Aim ->
Return every line of the data below that includes the string "subheading".

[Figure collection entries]
• • •
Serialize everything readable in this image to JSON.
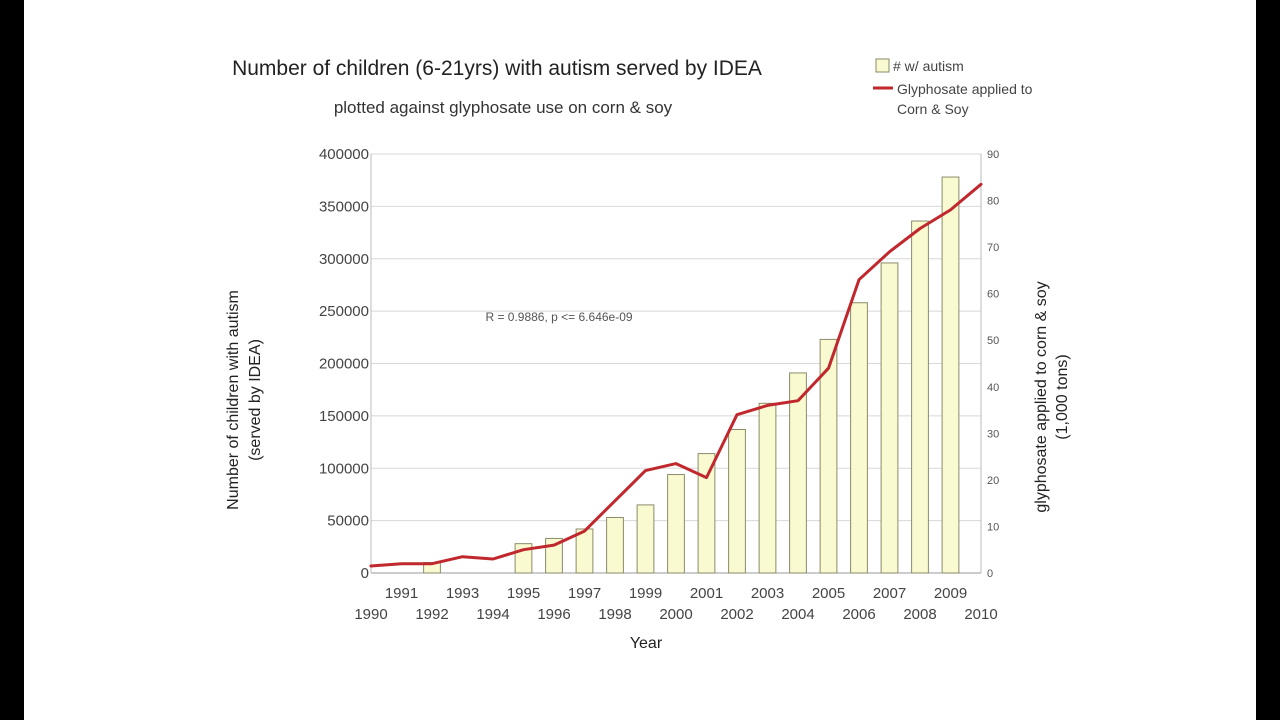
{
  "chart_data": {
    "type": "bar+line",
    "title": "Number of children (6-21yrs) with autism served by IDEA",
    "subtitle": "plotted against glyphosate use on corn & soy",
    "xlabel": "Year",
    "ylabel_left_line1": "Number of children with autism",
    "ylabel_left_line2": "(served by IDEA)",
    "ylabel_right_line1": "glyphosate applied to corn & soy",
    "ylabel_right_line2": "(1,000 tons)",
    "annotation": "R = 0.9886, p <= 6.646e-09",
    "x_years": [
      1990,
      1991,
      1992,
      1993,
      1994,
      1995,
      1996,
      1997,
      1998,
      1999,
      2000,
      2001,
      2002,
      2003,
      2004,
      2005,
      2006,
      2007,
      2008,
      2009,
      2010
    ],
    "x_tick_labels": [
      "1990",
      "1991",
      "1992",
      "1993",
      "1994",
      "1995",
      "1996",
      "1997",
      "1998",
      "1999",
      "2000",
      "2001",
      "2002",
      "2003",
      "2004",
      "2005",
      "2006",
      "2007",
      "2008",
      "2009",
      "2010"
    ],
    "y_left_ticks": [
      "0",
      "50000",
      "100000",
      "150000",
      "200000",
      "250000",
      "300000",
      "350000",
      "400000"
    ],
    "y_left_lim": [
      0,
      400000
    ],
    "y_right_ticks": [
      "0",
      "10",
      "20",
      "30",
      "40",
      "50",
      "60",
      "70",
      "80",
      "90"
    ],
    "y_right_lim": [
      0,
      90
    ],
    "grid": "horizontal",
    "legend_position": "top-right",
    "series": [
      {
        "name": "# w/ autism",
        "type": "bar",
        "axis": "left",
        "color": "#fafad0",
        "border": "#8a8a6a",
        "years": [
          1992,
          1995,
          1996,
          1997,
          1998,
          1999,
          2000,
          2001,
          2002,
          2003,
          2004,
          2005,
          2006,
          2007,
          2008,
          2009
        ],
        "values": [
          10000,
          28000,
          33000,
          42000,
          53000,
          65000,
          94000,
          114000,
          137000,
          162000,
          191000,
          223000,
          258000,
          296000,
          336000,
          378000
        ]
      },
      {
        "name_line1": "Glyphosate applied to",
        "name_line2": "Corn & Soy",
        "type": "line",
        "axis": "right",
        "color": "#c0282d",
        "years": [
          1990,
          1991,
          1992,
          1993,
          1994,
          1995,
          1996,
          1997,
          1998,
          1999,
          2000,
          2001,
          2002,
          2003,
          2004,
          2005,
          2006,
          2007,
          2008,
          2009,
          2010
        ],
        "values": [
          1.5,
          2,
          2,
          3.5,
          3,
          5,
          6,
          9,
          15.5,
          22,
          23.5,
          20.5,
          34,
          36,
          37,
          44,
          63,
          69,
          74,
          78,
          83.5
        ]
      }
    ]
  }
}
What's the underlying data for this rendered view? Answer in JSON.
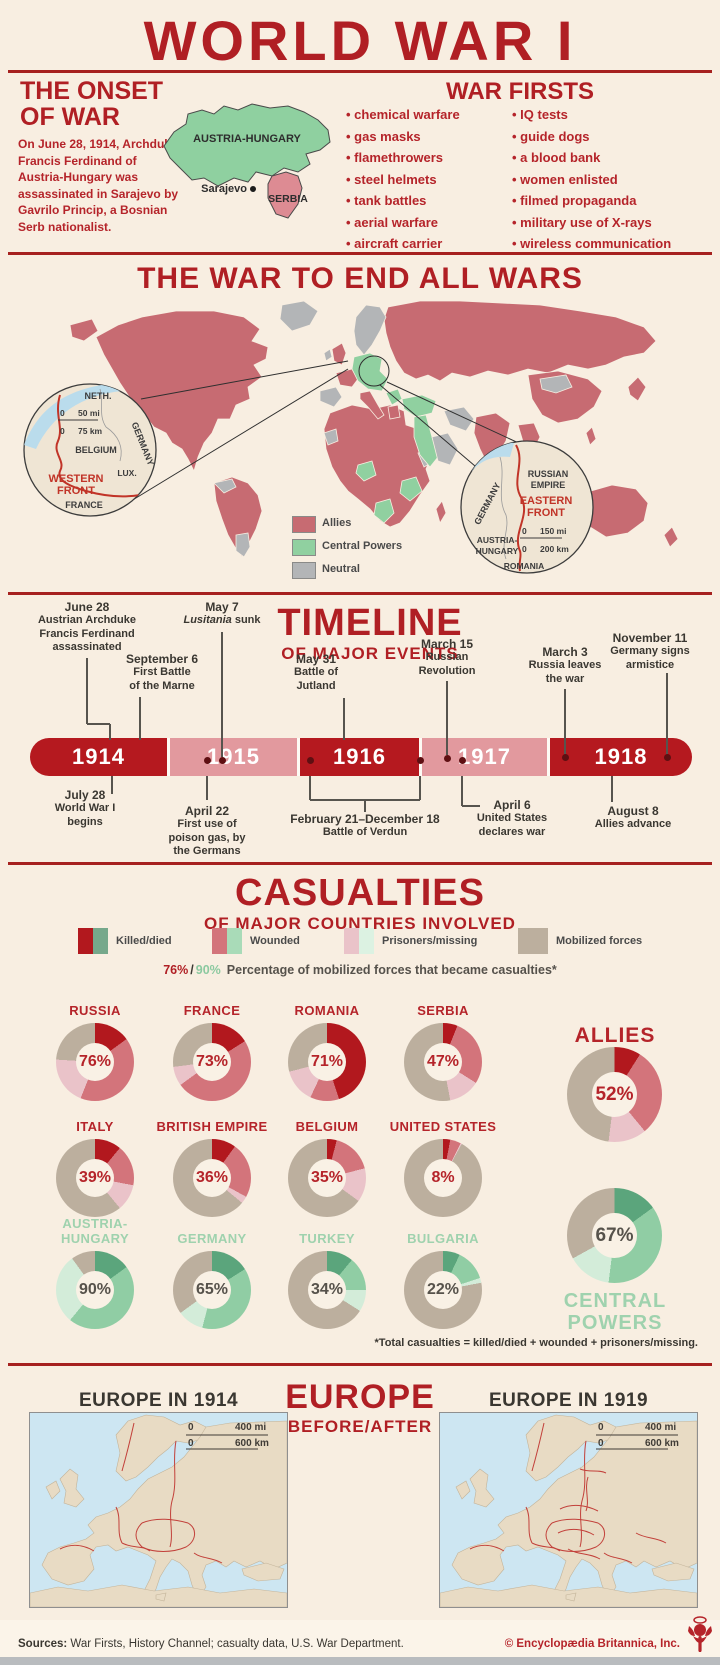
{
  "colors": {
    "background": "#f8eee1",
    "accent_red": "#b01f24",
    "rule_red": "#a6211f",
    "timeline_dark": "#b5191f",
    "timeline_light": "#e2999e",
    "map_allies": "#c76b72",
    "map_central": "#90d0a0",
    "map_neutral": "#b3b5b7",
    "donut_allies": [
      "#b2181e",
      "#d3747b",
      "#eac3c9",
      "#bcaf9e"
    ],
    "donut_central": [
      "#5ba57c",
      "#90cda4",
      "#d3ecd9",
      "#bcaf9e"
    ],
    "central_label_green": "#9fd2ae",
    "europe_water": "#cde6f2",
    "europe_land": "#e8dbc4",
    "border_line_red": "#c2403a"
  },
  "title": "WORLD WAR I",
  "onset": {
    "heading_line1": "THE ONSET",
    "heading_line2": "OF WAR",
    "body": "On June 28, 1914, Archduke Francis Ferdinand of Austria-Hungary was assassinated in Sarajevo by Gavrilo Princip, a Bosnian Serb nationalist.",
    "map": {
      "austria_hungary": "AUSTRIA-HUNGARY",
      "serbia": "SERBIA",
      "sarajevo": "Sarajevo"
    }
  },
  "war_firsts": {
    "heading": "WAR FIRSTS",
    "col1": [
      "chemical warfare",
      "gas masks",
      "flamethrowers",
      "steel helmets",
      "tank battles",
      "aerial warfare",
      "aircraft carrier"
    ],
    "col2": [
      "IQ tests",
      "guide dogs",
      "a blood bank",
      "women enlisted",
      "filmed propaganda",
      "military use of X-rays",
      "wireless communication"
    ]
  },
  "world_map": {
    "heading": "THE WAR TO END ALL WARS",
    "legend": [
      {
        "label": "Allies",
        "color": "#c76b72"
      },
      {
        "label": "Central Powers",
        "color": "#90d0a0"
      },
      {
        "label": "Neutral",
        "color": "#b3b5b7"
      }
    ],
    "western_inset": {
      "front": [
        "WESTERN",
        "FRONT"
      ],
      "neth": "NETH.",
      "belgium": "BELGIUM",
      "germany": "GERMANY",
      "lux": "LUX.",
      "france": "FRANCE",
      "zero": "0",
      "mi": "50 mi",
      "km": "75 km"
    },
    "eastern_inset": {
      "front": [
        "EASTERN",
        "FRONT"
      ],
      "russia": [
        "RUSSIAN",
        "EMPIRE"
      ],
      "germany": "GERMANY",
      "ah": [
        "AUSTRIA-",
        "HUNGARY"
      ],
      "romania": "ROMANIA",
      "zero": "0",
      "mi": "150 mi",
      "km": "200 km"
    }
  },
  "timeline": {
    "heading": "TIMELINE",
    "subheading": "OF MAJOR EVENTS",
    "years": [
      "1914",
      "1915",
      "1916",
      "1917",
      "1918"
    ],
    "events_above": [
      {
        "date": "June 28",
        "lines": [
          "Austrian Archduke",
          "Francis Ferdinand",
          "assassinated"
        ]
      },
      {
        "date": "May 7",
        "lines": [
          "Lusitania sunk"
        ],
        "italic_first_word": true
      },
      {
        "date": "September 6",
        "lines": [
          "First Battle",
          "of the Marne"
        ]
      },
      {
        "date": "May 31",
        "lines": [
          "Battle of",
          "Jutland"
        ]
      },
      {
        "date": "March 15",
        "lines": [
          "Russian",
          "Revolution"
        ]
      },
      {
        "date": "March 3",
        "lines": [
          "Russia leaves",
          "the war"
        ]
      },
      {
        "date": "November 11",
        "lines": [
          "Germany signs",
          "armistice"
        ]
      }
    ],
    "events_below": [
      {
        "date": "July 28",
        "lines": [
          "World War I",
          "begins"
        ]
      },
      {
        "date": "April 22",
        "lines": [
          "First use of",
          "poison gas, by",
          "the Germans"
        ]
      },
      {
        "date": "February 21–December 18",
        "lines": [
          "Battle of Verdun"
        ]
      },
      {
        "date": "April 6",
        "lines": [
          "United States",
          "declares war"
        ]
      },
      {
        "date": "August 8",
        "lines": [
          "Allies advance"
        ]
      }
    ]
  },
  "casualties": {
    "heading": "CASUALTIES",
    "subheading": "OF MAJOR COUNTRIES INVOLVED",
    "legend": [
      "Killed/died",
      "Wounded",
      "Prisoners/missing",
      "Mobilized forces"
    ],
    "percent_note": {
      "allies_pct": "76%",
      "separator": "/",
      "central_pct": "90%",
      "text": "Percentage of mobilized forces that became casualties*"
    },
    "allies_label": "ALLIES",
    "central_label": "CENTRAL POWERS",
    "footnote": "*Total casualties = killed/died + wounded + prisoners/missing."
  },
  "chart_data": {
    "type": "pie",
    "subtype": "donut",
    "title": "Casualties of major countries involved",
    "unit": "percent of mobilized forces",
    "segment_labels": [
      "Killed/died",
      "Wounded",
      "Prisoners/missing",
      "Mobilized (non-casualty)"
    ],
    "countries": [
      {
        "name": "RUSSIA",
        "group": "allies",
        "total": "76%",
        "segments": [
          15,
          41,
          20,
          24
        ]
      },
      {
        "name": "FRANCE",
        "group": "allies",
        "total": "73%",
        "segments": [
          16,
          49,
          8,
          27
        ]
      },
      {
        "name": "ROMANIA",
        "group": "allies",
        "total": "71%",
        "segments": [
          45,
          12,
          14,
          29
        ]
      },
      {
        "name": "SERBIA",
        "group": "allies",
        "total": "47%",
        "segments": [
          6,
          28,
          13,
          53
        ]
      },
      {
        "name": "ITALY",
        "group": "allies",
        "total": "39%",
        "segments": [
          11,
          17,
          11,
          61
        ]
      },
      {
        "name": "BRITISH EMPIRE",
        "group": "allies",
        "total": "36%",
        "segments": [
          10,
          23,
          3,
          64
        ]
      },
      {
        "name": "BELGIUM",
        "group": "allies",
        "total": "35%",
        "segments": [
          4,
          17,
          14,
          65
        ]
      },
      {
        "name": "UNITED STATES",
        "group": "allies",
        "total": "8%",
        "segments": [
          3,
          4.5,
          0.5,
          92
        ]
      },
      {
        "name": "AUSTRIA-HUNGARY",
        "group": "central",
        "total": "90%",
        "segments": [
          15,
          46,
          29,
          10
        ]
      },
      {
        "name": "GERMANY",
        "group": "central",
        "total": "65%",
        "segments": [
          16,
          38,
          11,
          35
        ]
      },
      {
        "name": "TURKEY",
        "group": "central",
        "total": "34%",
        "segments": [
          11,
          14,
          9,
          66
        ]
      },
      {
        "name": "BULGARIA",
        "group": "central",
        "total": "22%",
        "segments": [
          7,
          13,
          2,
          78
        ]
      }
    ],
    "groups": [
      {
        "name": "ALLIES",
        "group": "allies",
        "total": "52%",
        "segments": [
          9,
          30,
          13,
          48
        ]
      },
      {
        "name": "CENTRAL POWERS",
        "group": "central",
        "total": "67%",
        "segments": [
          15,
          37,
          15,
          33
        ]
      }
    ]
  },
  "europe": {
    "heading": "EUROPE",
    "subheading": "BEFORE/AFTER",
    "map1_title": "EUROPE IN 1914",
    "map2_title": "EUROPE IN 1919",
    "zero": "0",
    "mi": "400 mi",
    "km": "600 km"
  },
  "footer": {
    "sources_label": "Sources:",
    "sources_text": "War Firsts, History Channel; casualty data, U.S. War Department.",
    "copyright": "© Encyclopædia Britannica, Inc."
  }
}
• • •
Task answer ->
    "subheading": "OF MAJOR EVENTS",
    "subheading": "OF MAJOR COUNTRIES INVOLVED",
    "subheading": "BEFORE/AFTER",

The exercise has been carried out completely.